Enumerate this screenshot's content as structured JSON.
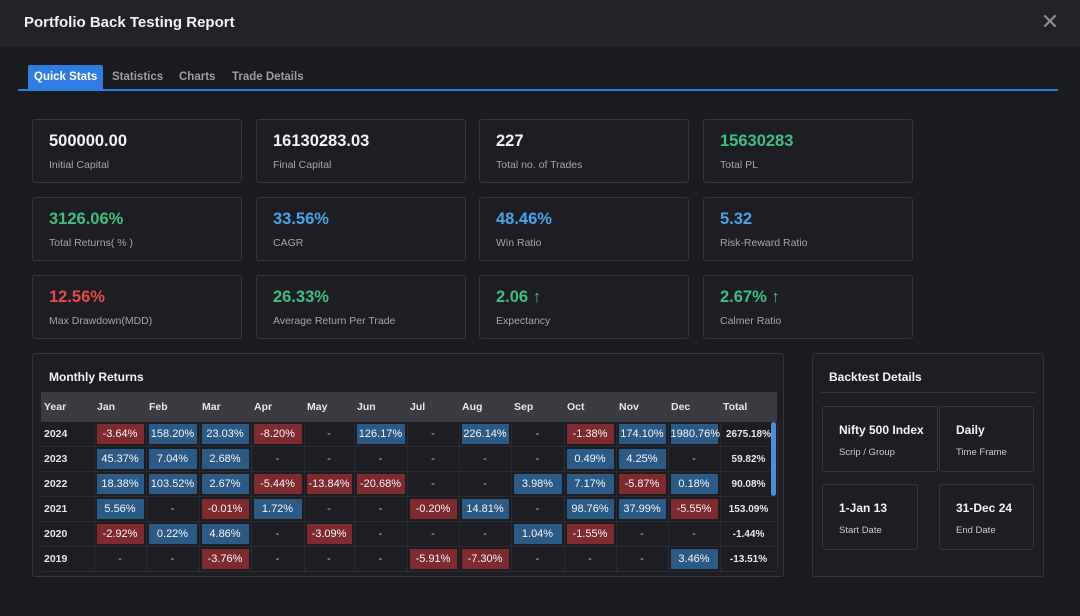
{
  "modal": {
    "title": "Portfolio Back Testing Report",
    "close_glyph": "✕"
  },
  "tabs": [
    {
      "label": "Quick Stats"
    },
    {
      "label": "Statistics"
    },
    {
      "label": "Charts"
    },
    {
      "label": "Trade Details"
    }
  ],
  "stats": [
    {
      "value": "500000.00",
      "label": "Initial Capital",
      "tone": "white"
    },
    {
      "value": "16130283.03",
      "label": "Final Capital",
      "tone": "white"
    },
    {
      "value": "227",
      "label": "Total no. of Trades",
      "tone": "white"
    },
    {
      "value": "15630283",
      "label": "Total PL",
      "tone": "green"
    },
    {
      "value": "3126.06%",
      "label": "Total Returns( % )",
      "tone": "green"
    },
    {
      "value": "33.56%",
      "label": "CAGR",
      "tone": "blue"
    },
    {
      "value": "48.46%",
      "label": "Win Ratio",
      "tone": "blue"
    },
    {
      "value": "5.32",
      "label": "Risk-Reward Ratio",
      "tone": "blue"
    },
    {
      "value": "12.56%",
      "label": "Max Drawdown(MDD)",
      "tone": "red"
    },
    {
      "value": "26.33%",
      "label": "Average Return Per Trade",
      "tone": "green"
    },
    {
      "value": "2.06 ↑",
      "label": "Expectancy",
      "tone": "green"
    },
    {
      "value": "2.67% ↑",
      "label": "Calmer Ratio",
      "tone": "green"
    }
  ],
  "monthly_returns": {
    "title": "Monthly Returns",
    "headers": [
      "Year",
      "Jan",
      "Feb",
      "Mar",
      "Apr",
      "May",
      "Jun",
      "Jul",
      "Aug",
      "Sep",
      "Oct",
      "Nov",
      "Dec",
      "Total"
    ],
    "rows": [
      {
        "year": "2024",
        "cells": [
          "-3.64%",
          "158.20%",
          "23.03%",
          "-8.20%",
          "-",
          "126.17%",
          "-",
          "226.14%",
          "-",
          "-1.38%",
          "174.10%",
          "1980.76%"
        ],
        "total": "2675.18%"
      },
      {
        "year": "2023",
        "cells": [
          "45.37%",
          "7.04%",
          "2.68%",
          "-",
          "-",
          "-",
          "-",
          "-",
          "-",
          "0.49%",
          "4.25%",
          "-"
        ],
        "total": "59.82%"
      },
      {
        "year": "2022",
        "cells": [
          "18.38%",
          "103.52%",
          "2.67%",
          "-5.44%",
          "-13.84%",
          "-20.68%",
          "-",
          "-",
          "3.98%",
          "7.17%",
          "-5.87%",
          "0.18%"
        ],
        "total": "90.08%"
      },
      {
        "year": "2021",
        "cells": [
          "5.56%",
          "-",
          "-0.01%",
          "1.72%",
          "-",
          "-",
          "-0.20%",
          "14.81%",
          "-",
          "98.76%",
          "37.99%",
          "-5.55%"
        ],
        "total": "153.09%"
      },
      {
        "year": "2020",
        "cells": [
          "-2.92%",
          "0.22%",
          "4.86%",
          "-",
          "-3.09%",
          "-",
          "-",
          "-",
          "1.04%",
          "-1.55%",
          "-",
          "-"
        ],
        "total": "-1.44%"
      },
      {
        "year": "2019",
        "cells": [
          "-",
          "-",
          "-3.76%",
          "-",
          "-",
          "-",
          "-5.91%",
          "-7.30%",
          "-",
          "-",
          "-",
          "3.46%"
        ],
        "total": "-13.51%"
      }
    ]
  },
  "backtest_details": {
    "title": "Backtest Details",
    "items": [
      {
        "value": "Nifty 500 Index",
        "label": "Scrip / Group"
      },
      {
        "value": "Daily",
        "label": "Time Frame"
      },
      {
        "value": "1-Jan 13",
        "label": "Start Date"
      },
      {
        "value": "31-Dec 24",
        "label": "End Date"
      }
    ]
  },
  "colors": {
    "accent": "#2f7de1",
    "positive": "#2c5a86",
    "negative": "#7e2a2f",
    "green": "#3fbf7f",
    "blue": "#4aa3e8",
    "red": "#e84a4a"
  }
}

- Directions
Copy the material shown above in full and exactly. Skip the pictures.

- The completed task
Enumerate this screenshot's content as structured JSON.
{
  "modal": {
    "title": "Portfolio Back Testing Report",
    "close_glyph": "✕"
  },
  "tabs": [
    {
      "label": "Quick Stats"
    },
    {
      "label": "Statistics"
    },
    {
      "label": "Charts"
    },
    {
      "label": "Trade Details"
    }
  ],
  "stats": [
    {
      "value": "500000.00",
      "label": "Initial Capital",
      "tone": "white"
    },
    {
      "value": "16130283.03",
      "label": "Final Capital",
      "tone": "white"
    },
    {
      "value": "227",
      "label": "Total no. of Trades",
      "tone": "white"
    },
    {
      "value": "15630283",
      "label": "Total PL",
      "tone": "green"
    },
    {
      "value": "3126.06%",
      "label": "Total Returns( % )",
      "tone": "green"
    },
    {
      "value": "33.56%",
      "label": "CAGR",
      "tone": "blue"
    },
    {
      "value": "48.46%",
      "label": "Win Ratio",
      "tone": "blue"
    },
    {
      "value": "5.32",
      "label": "Risk-Reward Ratio",
      "tone": "blue"
    },
    {
      "value": "12.56%",
      "label": "Max Drawdown(MDD)",
      "tone": "red"
    },
    {
      "value": "26.33%",
      "label": "Average Return Per Trade",
      "tone": "green"
    },
    {
      "value": "2.06 ↑",
      "label": "Expectancy",
      "tone": "green"
    },
    {
      "value": "2.67% ↑",
      "label": "Calmer Ratio",
      "tone": "green"
    }
  ],
  "monthly_returns": {
    "title": "Monthly Returns",
    "headers": [
      "Year",
      "Jan",
      "Feb",
      "Mar",
      "Apr",
      "May",
      "Jun",
      "Jul",
      "Aug",
      "Sep",
      "Oct",
      "Nov",
      "Dec",
      "Total"
    ],
    "rows": [
      {
        "year": "2024",
        "cells": [
          "-3.64%",
          "158.20%",
          "23.03%",
          "-8.20%",
          "-",
          "126.17%",
          "-",
          "226.14%",
          "-",
          "-1.38%",
          "174.10%",
          "1980.76%"
        ],
        "total": "2675.18%"
      },
      {
        "year": "2023",
        "cells": [
          "45.37%",
          "7.04%",
          "2.68%",
          "-",
          "-",
          "-",
          "-",
          "-",
          "-",
          "0.49%",
          "4.25%",
          "-"
        ],
        "total": "59.82%"
      },
      {
        "year": "2022",
        "cells": [
          "18.38%",
          "103.52%",
          "2.67%",
          "-5.44%",
          "-13.84%",
          "-20.68%",
          "-",
          "-",
          "3.98%",
          "7.17%",
          "-5.87%",
          "0.18%"
        ],
        "total": "90.08%"
      },
      {
        "year": "2021",
        "cells": [
          "5.56%",
          "-",
          "-0.01%",
          "1.72%",
          "-",
          "-",
          "-0.20%",
          "14.81%",
          "-",
          "98.76%",
          "37.99%",
          "-5.55%"
        ],
        "total": "153.09%"
      },
      {
        "year": "2020",
        "cells": [
          "-2.92%",
          "0.22%",
          "4.86%",
          "-",
          "-3.09%",
          "-",
          "-",
          "-",
          "1.04%",
          "-1.55%",
          "-",
          "-"
        ],
        "total": "-1.44%"
      },
      {
        "year": "2019",
        "cells": [
          "-",
          "-",
          "-3.76%",
          "-",
          "-",
          "-",
          "-5.91%",
          "-7.30%",
          "-",
          "-",
          "-",
          "3.46%"
        ],
        "total": "-13.51%"
      }
    ]
  },
  "backtest_details": {
    "title": "Backtest Details",
    "items": [
      {
        "value": "Nifty 500 Index",
        "label": "Scrip / Group"
      },
      {
        "value": "Daily",
        "label": "Time Frame"
      },
      {
        "value": "1-Jan 13",
        "label": "Start Date"
      },
      {
        "value": "31-Dec 24",
        "label": "End Date"
      }
    ]
  },
  "colors": {
    "accent": "#2f7de1",
    "positive": "#2c5a86",
    "negative": "#7e2a2f",
    "green": "#3fbf7f",
    "blue": "#4aa3e8",
    "red": "#e84a4a"
  }
}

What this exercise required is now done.